*** Data records ***
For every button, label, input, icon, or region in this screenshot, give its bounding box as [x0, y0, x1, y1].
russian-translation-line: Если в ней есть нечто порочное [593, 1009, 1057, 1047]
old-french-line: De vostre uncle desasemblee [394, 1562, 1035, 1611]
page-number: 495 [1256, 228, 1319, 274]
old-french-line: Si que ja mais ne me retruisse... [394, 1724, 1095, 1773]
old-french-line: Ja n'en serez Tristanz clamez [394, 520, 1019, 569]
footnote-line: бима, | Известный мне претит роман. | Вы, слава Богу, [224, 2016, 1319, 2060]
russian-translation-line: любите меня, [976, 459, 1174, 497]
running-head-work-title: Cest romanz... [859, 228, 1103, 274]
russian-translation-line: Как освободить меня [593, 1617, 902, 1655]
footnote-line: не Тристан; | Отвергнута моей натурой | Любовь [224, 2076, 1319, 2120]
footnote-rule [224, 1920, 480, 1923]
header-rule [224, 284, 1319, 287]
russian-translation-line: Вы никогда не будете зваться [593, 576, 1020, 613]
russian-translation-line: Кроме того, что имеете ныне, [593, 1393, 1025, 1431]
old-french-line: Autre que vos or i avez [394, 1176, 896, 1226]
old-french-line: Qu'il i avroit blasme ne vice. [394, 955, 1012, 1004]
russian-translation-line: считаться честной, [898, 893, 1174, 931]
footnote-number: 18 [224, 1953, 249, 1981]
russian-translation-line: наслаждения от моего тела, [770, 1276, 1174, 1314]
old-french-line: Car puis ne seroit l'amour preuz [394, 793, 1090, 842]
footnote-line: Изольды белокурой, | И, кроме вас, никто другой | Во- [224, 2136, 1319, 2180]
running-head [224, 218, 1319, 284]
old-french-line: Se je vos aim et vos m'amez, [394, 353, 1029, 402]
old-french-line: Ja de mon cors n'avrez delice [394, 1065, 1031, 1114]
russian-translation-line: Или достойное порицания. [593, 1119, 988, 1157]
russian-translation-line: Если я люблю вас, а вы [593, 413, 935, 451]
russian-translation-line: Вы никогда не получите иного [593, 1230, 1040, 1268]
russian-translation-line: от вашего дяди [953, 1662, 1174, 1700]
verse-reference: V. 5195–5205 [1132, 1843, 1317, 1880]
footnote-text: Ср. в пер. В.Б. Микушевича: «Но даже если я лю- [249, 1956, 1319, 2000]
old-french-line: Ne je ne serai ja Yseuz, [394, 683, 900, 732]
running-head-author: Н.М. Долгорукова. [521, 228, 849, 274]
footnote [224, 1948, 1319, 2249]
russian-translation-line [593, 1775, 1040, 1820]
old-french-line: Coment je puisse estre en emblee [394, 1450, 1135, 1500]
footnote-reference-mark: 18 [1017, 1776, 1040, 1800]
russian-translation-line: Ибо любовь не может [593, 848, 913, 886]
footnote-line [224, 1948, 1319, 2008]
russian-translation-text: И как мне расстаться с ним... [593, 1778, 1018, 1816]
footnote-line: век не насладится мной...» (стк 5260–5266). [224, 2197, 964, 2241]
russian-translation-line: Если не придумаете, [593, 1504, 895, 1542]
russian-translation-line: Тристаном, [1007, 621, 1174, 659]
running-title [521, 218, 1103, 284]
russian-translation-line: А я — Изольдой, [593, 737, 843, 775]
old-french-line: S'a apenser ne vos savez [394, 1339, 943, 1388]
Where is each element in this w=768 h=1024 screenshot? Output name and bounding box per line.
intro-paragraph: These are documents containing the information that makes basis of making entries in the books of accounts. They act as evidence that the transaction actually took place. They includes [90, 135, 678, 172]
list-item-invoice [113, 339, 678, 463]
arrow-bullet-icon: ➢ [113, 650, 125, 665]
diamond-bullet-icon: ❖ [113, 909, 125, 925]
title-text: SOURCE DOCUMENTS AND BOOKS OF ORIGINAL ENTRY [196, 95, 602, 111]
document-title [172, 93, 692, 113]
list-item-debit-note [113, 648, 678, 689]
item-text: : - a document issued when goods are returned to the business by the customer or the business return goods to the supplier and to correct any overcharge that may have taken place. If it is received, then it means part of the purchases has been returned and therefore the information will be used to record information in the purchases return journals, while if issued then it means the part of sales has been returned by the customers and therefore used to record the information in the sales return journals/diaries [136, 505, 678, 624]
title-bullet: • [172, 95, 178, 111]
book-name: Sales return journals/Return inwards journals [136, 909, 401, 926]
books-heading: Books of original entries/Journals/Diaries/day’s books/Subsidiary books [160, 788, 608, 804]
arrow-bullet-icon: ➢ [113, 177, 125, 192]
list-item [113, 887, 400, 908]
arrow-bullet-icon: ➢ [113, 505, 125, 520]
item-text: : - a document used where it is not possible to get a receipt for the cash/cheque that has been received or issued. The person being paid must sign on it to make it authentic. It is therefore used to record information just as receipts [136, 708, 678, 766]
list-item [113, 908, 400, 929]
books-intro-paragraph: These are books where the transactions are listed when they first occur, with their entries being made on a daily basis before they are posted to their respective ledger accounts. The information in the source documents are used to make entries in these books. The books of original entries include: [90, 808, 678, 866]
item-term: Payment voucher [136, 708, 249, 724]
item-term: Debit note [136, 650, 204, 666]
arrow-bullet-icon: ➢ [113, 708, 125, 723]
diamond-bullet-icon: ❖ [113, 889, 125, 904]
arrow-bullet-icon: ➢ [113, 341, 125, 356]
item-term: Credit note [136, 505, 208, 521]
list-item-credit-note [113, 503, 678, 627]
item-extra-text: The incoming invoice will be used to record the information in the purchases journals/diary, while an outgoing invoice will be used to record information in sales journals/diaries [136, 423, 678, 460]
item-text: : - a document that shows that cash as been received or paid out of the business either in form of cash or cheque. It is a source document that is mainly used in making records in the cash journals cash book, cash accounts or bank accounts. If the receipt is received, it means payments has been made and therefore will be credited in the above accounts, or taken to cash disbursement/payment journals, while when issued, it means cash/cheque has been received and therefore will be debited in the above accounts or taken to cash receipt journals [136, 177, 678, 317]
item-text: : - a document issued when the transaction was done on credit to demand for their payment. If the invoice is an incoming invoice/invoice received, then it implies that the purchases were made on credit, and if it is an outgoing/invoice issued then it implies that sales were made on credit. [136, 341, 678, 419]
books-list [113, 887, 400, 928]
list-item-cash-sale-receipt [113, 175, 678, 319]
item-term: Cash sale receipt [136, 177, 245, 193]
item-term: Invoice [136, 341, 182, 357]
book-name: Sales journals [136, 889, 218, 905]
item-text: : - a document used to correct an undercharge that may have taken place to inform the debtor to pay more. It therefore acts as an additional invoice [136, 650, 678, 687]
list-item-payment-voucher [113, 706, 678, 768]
***
▸ The request
Copy the material word for word, from its first line up to and including the line containing "old-french-line: Si que".

▸ Right answer
For every button, label, input, icon, or region in this screenshot, give its bounding box as [x0, y0, x1, y1].
russian-translation-line: Если в ней есть нечто порочное [593, 1009, 1057, 1047]
old-french-line: De vostre uncle desasemblee [394, 1562, 1035, 1611]
page-number: 495 [1256, 228, 1319, 274]
old-french-line: Si que ja mais ne me retruisse... [394, 1724, 1095, 1773]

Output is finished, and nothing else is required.